── Data excerpts
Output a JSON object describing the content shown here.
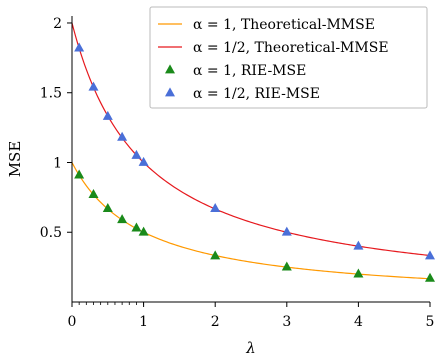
{
  "chart_data": {
    "type": "line",
    "xlabel": "λ",
    "ylabel": "MSE",
    "xlim": [
      0,
      5
    ],
    "ylim": [
      0,
      2.05
    ],
    "x_ticks": [
      0,
      1,
      2,
      3,
      4,
      5
    ],
    "y_ticks": [
      0.5,
      1,
      1.5,
      2
    ],
    "x_tick_labels": [
      "0",
      "1",
      "2",
      "3",
      "4",
      "5"
    ],
    "y_tick_labels": [
      "0.5",
      "1",
      "1.5",
      "2"
    ],
    "grid": false,
    "legend_position": "top-right",
    "series": [
      {
        "name": "α = 1, Theoretical-MMSE",
        "kind": "line",
        "color": "#ff9900",
        "function": "1/(1+x)",
        "x": [
          0,
          0.5,
          1,
          1.5,
          2,
          2.5,
          3,
          3.5,
          4,
          4.5,
          5
        ],
        "values": [
          1,
          0.667,
          0.5,
          0.4,
          0.333,
          0.286,
          0.25,
          0.222,
          0.2,
          0.182,
          0.167
        ]
      },
      {
        "name": "α = 1/2, Theoretical-MMSE",
        "kind": "line",
        "color": "#e6191e",
        "function": "2/(1+x)",
        "x": [
          0,
          0.5,
          1,
          1.5,
          2,
          2.5,
          3,
          3.5,
          4,
          4.5,
          5
        ],
        "values": [
          2,
          1.333,
          1,
          0.8,
          0.667,
          0.571,
          0.5,
          0.444,
          0.4,
          0.364,
          0.333
        ]
      },
      {
        "name": "α = 1, RIE-MSE",
        "kind": "scatter",
        "marker": "triangle",
        "color": "#1a8a1a",
        "x": [
          0.1,
          0.3,
          0.5,
          0.7,
          0.9,
          1,
          2,
          3,
          4,
          5
        ],
        "values": [
          0.91,
          0.77,
          0.67,
          0.59,
          0.53,
          0.5,
          0.33,
          0.25,
          0.2,
          0.17
        ]
      },
      {
        "name": "α = 1/2, RIE-MSE",
        "kind": "scatter",
        "marker": "triangle",
        "color": "#4a6fd8",
        "x": [
          0.1,
          0.3,
          0.5,
          0.7,
          0.9,
          1,
          2,
          3,
          4,
          5
        ],
        "values": [
          1.82,
          1.54,
          1.33,
          1.18,
          1.05,
          1.0,
          0.67,
          0.5,
          0.4,
          0.33
        ]
      }
    ]
  }
}
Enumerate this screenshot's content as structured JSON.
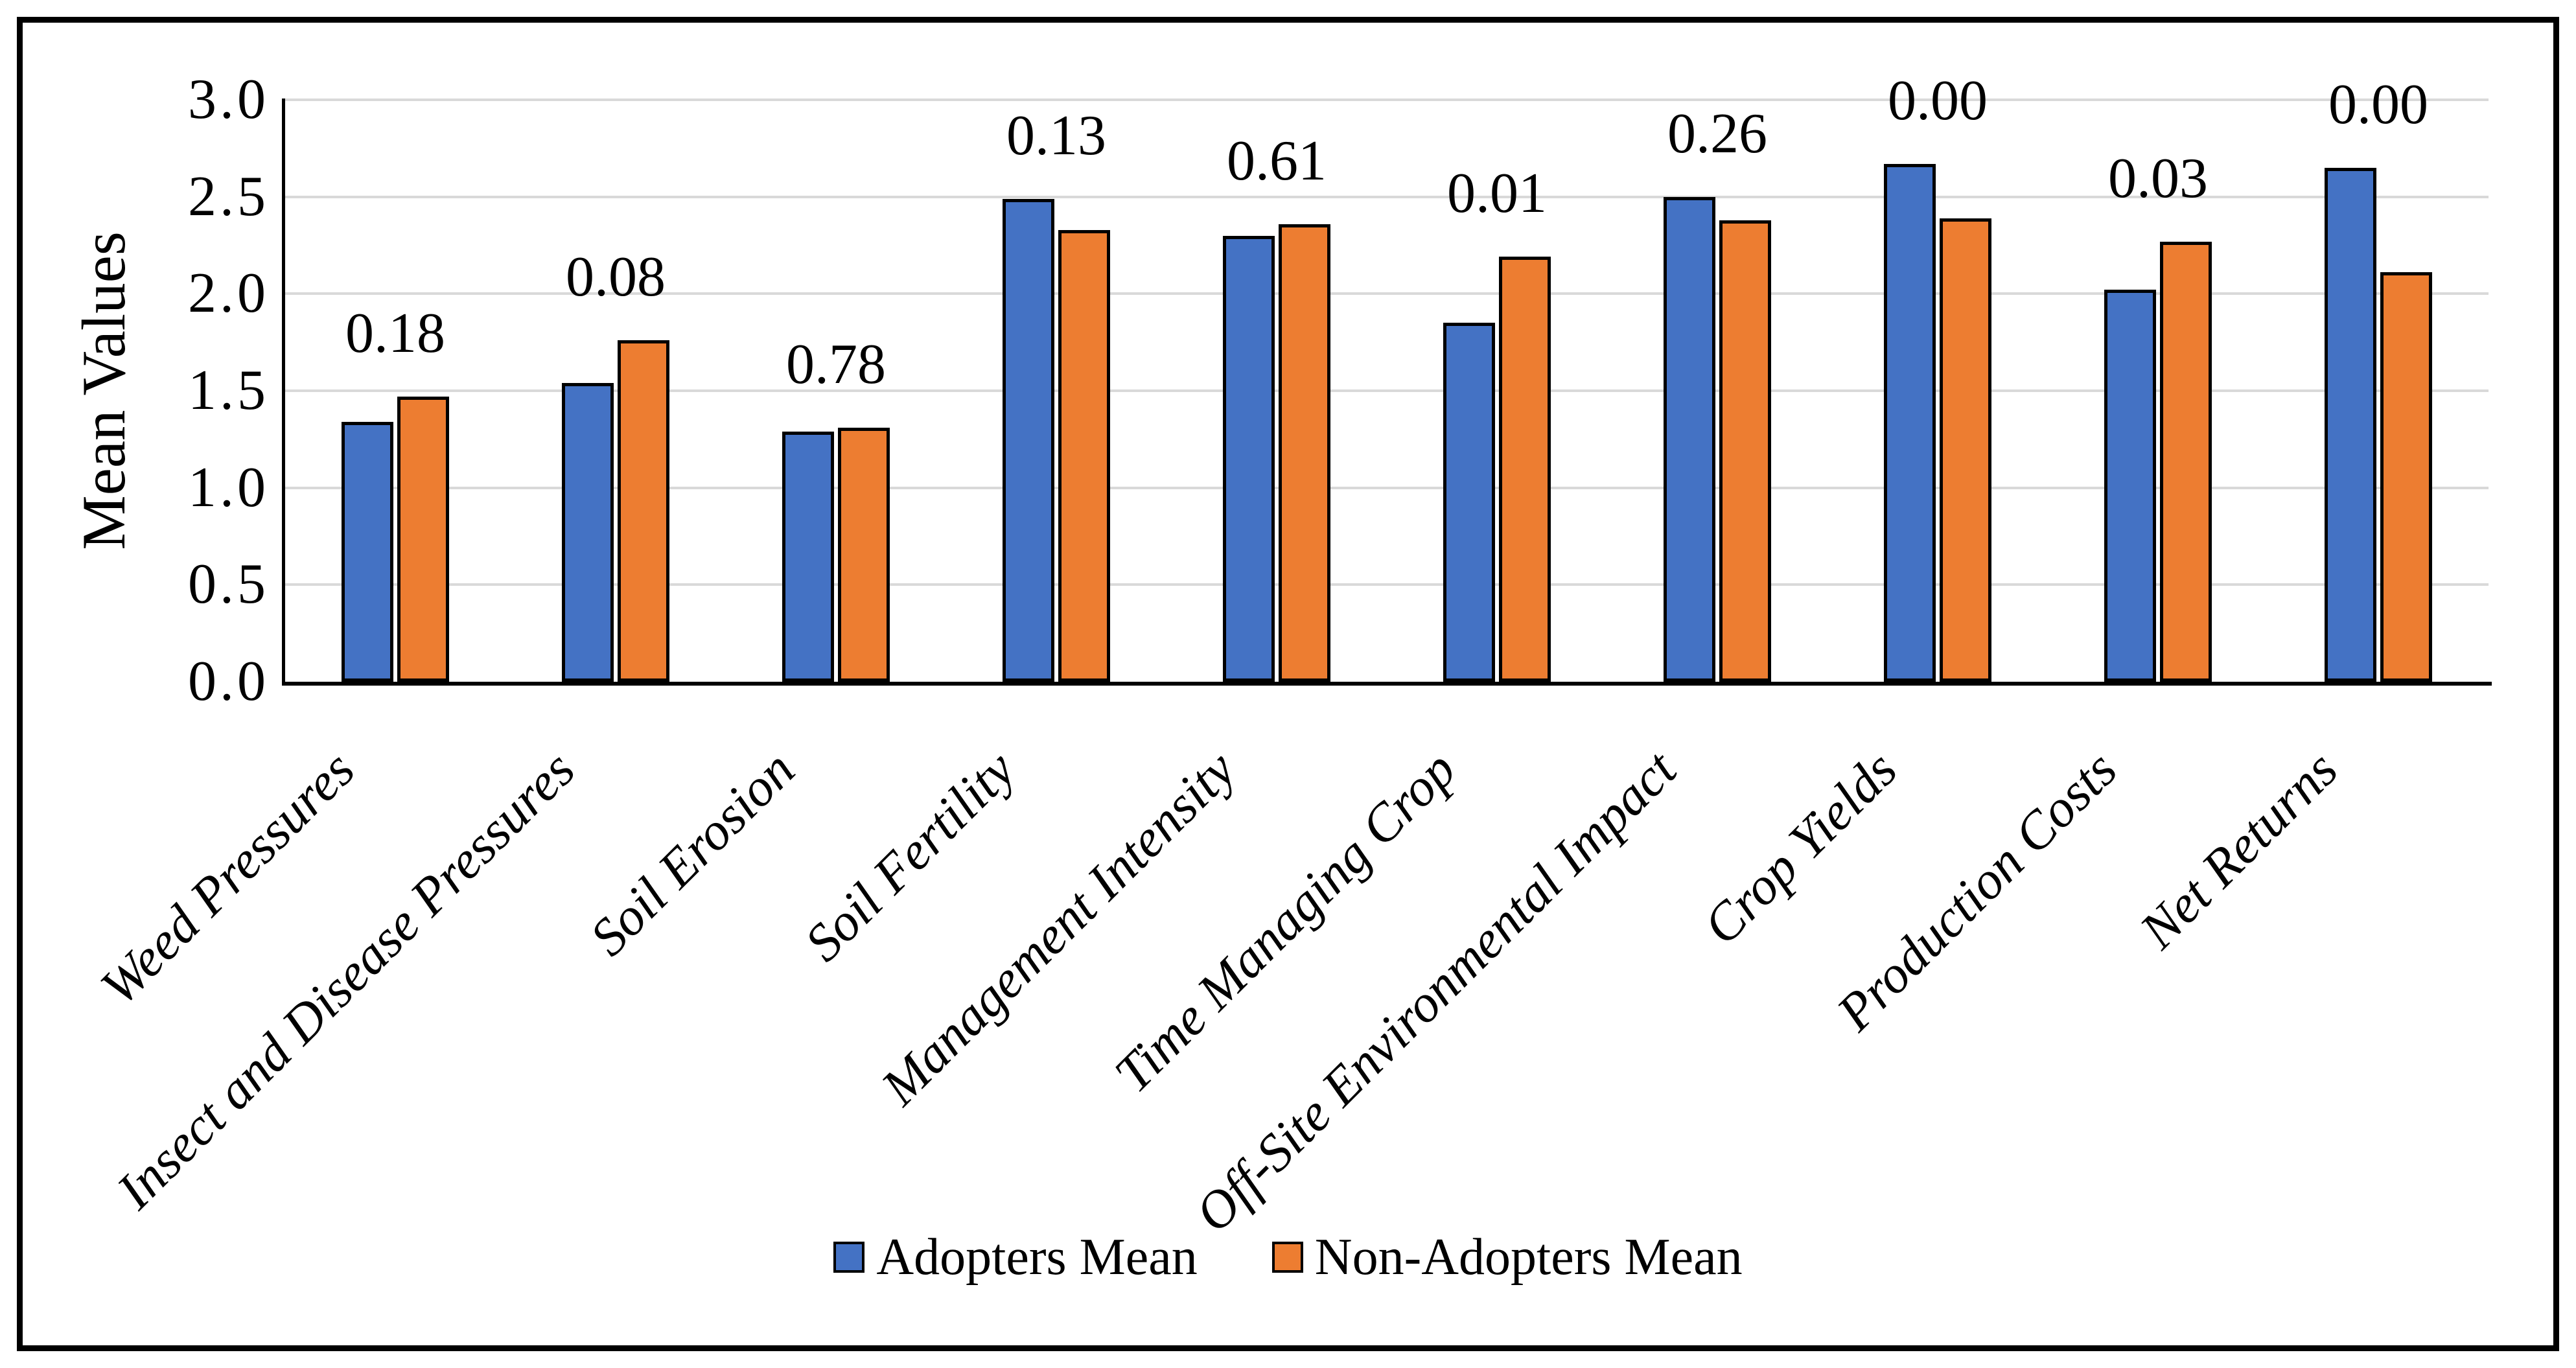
{
  "figure": {
    "ylabel": "Mean Values"
  },
  "chart_data": {
    "type": "bar",
    "title": "",
    "xlabel": "",
    "ylabel": "Mean Values",
    "ylim": [
      0,
      3
    ],
    "ytick_step": 0.5,
    "yticks": [
      "3.0",
      "2.5",
      "2.0",
      "1.5",
      "1.0",
      "0.5",
      "0.0"
    ],
    "grid": true,
    "legend_position": "bottom",
    "categories": [
      "Weed Pressures",
      "Insect and Disease Pressures",
      "Soil Erosion",
      "Soil Fertility",
      "Management Intensity",
      "Time Managing Crop",
      "Off-Site Environmental Impact",
      "Crop Yields",
      "Production Costs",
      "Net Returns"
    ],
    "series": [
      {
        "name": "Adopters Mean",
        "color": "#4472C4",
        "values": [
          1.34,
          1.54,
          1.29,
          2.49,
          2.3,
          1.85,
          2.5,
          2.67,
          2.02,
          2.65
        ]
      },
      {
        "name": "Non-Adopters Mean",
        "color": "#ED7D31",
        "values": [
          1.47,
          1.76,
          1.31,
          2.33,
          2.36,
          2.19,
          2.38,
          2.39,
          2.27,
          2.11
        ]
      }
    ],
    "data_labels": [
      "0.18",
      "0.08",
      "0.78",
      "0.13",
      "0.61",
      "0.01",
      "0.26",
      "0.00",
      "0.03",
      "0.00"
    ]
  }
}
────
Transcribe all of the entries word for word, but skip any pictures they contain.

Solution for this exercise:
Output a JSON object describing the content shown here.
{
  "chart_data": {
    "type": "line",
    "xlabel": "λ",
    "ylabel": "MSE",
    "xlim": [
      0,
      5
    ],
    "ylim": [
      0,
      2.05
    ],
    "x_ticks": [
      0,
      1,
      2,
      3,
      4,
      5
    ],
    "y_ticks": [
      0.5,
      1,
      1.5,
      2
    ],
    "x_tick_labels": [
      "0",
      "1",
      "2",
      "3",
      "4",
      "5"
    ],
    "y_tick_labels": [
      "0.5",
      "1",
      "1.5",
      "2"
    ],
    "grid": false,
    "legend_position": "top-right",
    "series": [
      {
        "name": "α = 1, Theoretical-MMSE",
        "kind": "line",
        "color": "#ff9900",
        "function": "1/(1+x)",
        "x": [
          0,
          0.5,
          1,
          1.5,
          2,
          2.5,
          3,
          3.5,
          4,
          4.5,
          5
        ],
        "values": [
          1,
          0.667,
          0.5,
          0.4,
          0.333,
          0.286,
          0.25,
          0.222,
          0.2,
          0.182,
          0.167
        ]
      },
      {
        "name": "α = 1/2, Theoretical-MMSE",
        "kind": "line",
        "color": "#e6191e",
        "function": "2/(1+x)",
        "x": [
          0,
          0.5,
          1,
          1.5,
          2,
          2.5,
          3,
          3.5,
          4,
          4.5,
          5
        ],
        "values": [
          2,
          1.333,
          1,
          0.8,
          0.667,
          0.571,
          0.5,
          0.444,
          0.4,
          0.364,
          0.333
        ]
      },
      {
        "name": "α = 1, RIE-MSE",
        "kind": "scatter",
        "marker": "triangle",
        "color": "#1a8a1a",
        "x": [
          0.1,
          0.3,
          0.5,
          0.7,
          0.9,
          1,
          2,
          3,
          4,
          5
        ],
        "values": [
          0.91,
          0.77,
          0.67,
          0.59,
          0.53,
          0.5,
          0.33,
          0.25,
          0.2,
          0.17
        ]
      },
      {
        "name": "α = 1/2, RIE-MSE",
        "kind": "scatter",
        "marker": "triangle",
        "color": "#4a6fd8",
        "x": [
          0.1,
          0.3,
          0.5,
          0.7,
          0.9,
          1,
          2,
          3,
          4,
          5
        ],
        "values": [
          1.82,
          1.54,
          1.33,
          1.18,
          1.05,
          1.0,
          0.67,
          0.5,
          0.4,
          0.33
        ]
      }
    ]
  }
}
Enumerate this screenshot's content as structured JSON.
{
  "figure": {
    "ylabel": "Mean Values"
  },
  "chart_data": {
    "type": "bar",
    "title": "",
    "xlabel": "",
    "ylabel": "Mean Values",
    "ylim": [
      0,
      3
    ],
    "ytick_step": 0.5,
    "yticks": [
      "3.0",
      "2.5",
      "2.0",
      "1.5",
      "1.0",
      "0.5",
      "0.0"
    ],
    "grid": true,
    "legend_position": "bottom",
    "categories": [
      "Weed Pressures",
      "Insect and Disease Pressures",
      "Soil Erosion",
      "Soil Fertility",
      "Management Intensity",
      "Time Managing Crop",
      "Off-Site Environmental Impact",
      "Crop Yields",
      "Production Costs",
      "Net Returns"
    ],
    "series": [
      {
        "name": "Adopters Mean",
        "color": "#4472C4",
        "values": [
          1.34,
          1.54,
          1.29,
          2.49,
          2.3,
          1.85,
          2.5,
          2.67,
          2.02,
          2.65
        ]
      },
      {
        "name": "Non-Adopters Mean",
        "color": "#ED7D31",
        "values": [
          1.47,
          1.76,
          1.31,
          2.33,
          2.36,
          2.19,
          2.38,
          2.39,
          2.27,
          2.11
        ]
      }
    ],
    "data_labels": [
      "0.18",
      "0.08",
      "0.78",
      "0.13",
      "0.61",
      "0.01",
      "0.26",
      "0.00",
      "0.03",
      "0.00"
    ]
  }
}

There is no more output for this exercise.